### Task directions:
Restate every line of the material, word for word.

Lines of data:
+ + + +

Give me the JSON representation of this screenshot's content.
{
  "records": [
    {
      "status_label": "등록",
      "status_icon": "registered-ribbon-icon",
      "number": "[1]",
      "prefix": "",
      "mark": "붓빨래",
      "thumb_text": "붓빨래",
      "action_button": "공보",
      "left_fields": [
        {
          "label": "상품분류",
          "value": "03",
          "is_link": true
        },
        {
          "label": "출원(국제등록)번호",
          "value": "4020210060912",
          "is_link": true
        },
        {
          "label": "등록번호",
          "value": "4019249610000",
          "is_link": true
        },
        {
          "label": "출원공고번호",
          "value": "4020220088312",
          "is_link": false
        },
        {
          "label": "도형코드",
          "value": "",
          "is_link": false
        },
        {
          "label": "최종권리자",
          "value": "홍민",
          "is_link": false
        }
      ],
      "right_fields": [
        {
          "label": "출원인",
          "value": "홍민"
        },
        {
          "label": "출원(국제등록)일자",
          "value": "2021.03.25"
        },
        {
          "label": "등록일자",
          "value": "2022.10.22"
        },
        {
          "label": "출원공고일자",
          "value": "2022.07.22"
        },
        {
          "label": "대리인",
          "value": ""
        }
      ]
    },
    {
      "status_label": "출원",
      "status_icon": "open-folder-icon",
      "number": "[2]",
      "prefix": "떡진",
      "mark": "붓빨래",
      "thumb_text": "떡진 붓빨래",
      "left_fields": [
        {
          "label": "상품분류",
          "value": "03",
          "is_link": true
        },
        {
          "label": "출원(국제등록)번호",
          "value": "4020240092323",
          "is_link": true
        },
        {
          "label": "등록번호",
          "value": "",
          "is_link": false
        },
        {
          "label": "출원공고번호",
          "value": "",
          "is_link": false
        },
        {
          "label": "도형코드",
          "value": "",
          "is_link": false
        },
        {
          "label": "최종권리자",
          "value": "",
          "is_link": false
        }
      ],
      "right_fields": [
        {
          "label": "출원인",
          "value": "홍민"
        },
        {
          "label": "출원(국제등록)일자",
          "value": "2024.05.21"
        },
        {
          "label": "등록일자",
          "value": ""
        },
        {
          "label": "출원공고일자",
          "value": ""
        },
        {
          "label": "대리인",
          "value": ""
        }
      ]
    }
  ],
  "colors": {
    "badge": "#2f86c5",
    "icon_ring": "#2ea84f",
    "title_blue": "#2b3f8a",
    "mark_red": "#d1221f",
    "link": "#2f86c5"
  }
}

+ + + +

### Correct answer:
Give me the JSON representation of this screenshot's content.
{
  "records": [
    {
      "status_label": "등록",
      "status_icon": "registered-ribbon-icon",
      "number": "[1]",
      "prefix": "",
      "mark": "붓빨래",
      "thumb_text": "붓빨래",
      "action_button": "공보",
      "left_fields": [
        {
          "label": "상품분류",
          "value": "03",
          "is_link": true
        },
        {
          "label": "출원(국제등록)번호",
          "value": "4020210060912",
          "is_link": true
        },
        {
          "label": "등록번호",
          "value": "4019249610000",
          "is_link": true
        },
        {
          "label": "출원공고번호",
          "value": "4020220088312",
          "is_link": false
        },
        {
          "label": "도형코드",
          "value": "",
          "is_link": false
        },
        {
          "label": "최종권리자",
          "value": "홍민",
          "is_link": false
        }
      ],
      "right_fields": [
        {
          "label": "출원인",
          "value": "홍민"
        },
        {
          "label": "출원(국제등록)일자",
          "value": "2021.03.25"
        },
        {
          "label": "등록일자",
          "value": "2022.10.22"
        },
        {
          "label": "출원공고일자",
          "value": "2022.07.22"
        },
        {
          "label": "대리인",
          "value": ""
        }
      ]
    },
    {
      "status_label": "출원",
      "status_icon": "open-folder-icon",
      "number": "[2]",
      "prefix": "떡진",
      "mark": "붓빨래",
      "thumb_text": "떡진 붓빨래",
      "left_fields": [
        {
          "label": "상품분류",
          "value": "03",
          "is_link": true
        },
        {
          "label": "출원(국제등록)번호",
          "value": "4020240092323",
          "is_link": true
        },
        {
          "label": "등록번호",
          "value": "",
          "is_link": false
        },
        {
          "label": "출원공고번호",
          "value": "",
          "is_link": false
        },
        {
          "label": "도형코드",
          "value": "",
          "is_link": false
        },
        {
          "label": "최종권리자",
          "value": "",
          "is_link": false
        }
      ],
      "right_fields": [
        {
          "label": "출원인",
          "value": "홍민"
        },
        {
          "label": "출원(국제등록)일자",
          "value": "2024.05.21"
        },
        {
          "label": "등록일자",
          "value": ""
        },
        {
          "label": "출원공고일자",
          "value": ""
        },
        {
          "label": "대리인",
          "value": ""
        }
      ]
    }
  ],
  "colors": {
    "badge": "#2f86c5",
    "icon_ring": "#2ea84f",
    "title_blue": "#2b3f8a",
    "mark_red": "#d1221f",
    "link": "#2f86c5"
  }
}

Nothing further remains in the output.